- What is being asked: Write out the listing below from the line containing "Give me a plain-text" to its last line, unaltered, ends included.

[Data records]

--- BEGIN ---

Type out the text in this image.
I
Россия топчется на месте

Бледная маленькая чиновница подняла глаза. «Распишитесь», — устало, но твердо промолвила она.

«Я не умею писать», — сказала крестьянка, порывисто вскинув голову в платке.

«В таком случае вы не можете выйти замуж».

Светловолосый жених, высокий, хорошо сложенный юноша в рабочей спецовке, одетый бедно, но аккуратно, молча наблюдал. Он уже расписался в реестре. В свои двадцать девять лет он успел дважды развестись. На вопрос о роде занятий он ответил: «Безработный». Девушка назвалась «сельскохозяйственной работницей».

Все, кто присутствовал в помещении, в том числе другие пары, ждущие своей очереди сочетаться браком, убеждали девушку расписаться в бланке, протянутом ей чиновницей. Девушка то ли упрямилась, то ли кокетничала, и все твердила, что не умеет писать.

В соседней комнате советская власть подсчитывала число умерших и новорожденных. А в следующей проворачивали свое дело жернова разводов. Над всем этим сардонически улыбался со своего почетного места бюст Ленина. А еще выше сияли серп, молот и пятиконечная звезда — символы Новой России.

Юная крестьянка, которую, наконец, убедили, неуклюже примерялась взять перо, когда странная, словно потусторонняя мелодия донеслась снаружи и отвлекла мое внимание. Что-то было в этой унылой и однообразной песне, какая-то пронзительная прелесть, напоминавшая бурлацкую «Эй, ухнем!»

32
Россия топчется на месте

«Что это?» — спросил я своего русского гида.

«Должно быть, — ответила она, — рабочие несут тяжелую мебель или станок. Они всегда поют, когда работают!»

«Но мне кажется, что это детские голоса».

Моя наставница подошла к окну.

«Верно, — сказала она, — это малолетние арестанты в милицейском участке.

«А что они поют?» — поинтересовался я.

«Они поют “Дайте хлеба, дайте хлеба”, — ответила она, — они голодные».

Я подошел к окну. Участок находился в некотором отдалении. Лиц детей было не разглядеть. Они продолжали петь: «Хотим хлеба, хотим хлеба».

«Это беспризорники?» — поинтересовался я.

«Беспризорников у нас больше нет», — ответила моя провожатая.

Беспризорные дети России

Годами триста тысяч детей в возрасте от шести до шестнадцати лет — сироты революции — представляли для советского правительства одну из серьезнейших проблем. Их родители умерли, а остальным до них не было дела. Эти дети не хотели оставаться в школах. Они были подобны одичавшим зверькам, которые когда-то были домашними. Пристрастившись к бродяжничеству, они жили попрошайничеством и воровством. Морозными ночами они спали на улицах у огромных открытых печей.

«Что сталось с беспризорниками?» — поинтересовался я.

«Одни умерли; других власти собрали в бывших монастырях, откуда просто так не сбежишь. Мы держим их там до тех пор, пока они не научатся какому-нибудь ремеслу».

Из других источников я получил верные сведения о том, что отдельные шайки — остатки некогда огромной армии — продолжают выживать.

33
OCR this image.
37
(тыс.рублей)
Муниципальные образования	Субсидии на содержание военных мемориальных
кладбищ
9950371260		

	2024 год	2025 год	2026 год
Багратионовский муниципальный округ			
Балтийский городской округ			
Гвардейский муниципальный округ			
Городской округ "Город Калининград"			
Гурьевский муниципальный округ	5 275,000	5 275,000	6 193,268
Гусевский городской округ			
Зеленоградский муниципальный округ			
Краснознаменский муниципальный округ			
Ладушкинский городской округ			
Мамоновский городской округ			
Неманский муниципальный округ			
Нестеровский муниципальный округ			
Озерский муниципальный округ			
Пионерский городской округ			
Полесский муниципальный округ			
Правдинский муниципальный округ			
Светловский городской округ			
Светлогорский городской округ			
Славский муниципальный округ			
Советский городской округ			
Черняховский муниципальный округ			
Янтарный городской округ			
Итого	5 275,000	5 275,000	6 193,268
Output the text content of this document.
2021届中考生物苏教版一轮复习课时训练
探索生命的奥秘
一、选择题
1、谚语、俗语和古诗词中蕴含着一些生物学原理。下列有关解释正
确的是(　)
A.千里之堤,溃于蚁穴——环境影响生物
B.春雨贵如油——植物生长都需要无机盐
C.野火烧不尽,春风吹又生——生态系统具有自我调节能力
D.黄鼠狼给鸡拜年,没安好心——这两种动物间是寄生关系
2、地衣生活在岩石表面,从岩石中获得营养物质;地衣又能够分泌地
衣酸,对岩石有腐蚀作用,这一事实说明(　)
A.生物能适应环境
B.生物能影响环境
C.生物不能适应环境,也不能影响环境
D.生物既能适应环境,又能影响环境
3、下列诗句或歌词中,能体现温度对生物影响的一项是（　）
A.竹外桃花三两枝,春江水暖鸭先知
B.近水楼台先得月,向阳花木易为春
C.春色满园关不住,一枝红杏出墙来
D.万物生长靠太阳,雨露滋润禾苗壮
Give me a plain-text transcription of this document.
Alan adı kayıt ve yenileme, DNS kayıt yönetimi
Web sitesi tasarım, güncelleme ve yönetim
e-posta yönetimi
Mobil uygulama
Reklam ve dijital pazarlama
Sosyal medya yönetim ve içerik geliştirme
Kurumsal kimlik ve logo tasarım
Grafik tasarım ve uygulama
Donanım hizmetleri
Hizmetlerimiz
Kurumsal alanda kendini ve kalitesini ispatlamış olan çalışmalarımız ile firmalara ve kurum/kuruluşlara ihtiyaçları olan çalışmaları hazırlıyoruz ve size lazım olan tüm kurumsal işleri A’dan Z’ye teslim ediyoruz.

--- END ---

- Answer to the task:
Give me a plain-text transcription of this document.
Alan adı kayıt ve yenileme, DNS kayıt yönetimi
Web sitesi tasarım, güncelleme ve yönetim
e-posta yönetimi
Mobil uygulama
Reklam ve dijital pazarlama
Sosyal medya yönetim ve içerik geliştirme
Kurumsal kimlik ve logo tasarım
Grafik tasarım ve uygulama
Donanım hizmetleri
Hizmetlerimiz
Kurumsal alanda kendini ve kalitesini ispatlamış olan çalışmalarımız ile firmalara ve kurum/kuruluşlara ihtiyaçları olan çalışmaları hazırlıyoruz ve size lazım olan tüm kurumsal işleri A’dan Z’ye teslim ediyoruz.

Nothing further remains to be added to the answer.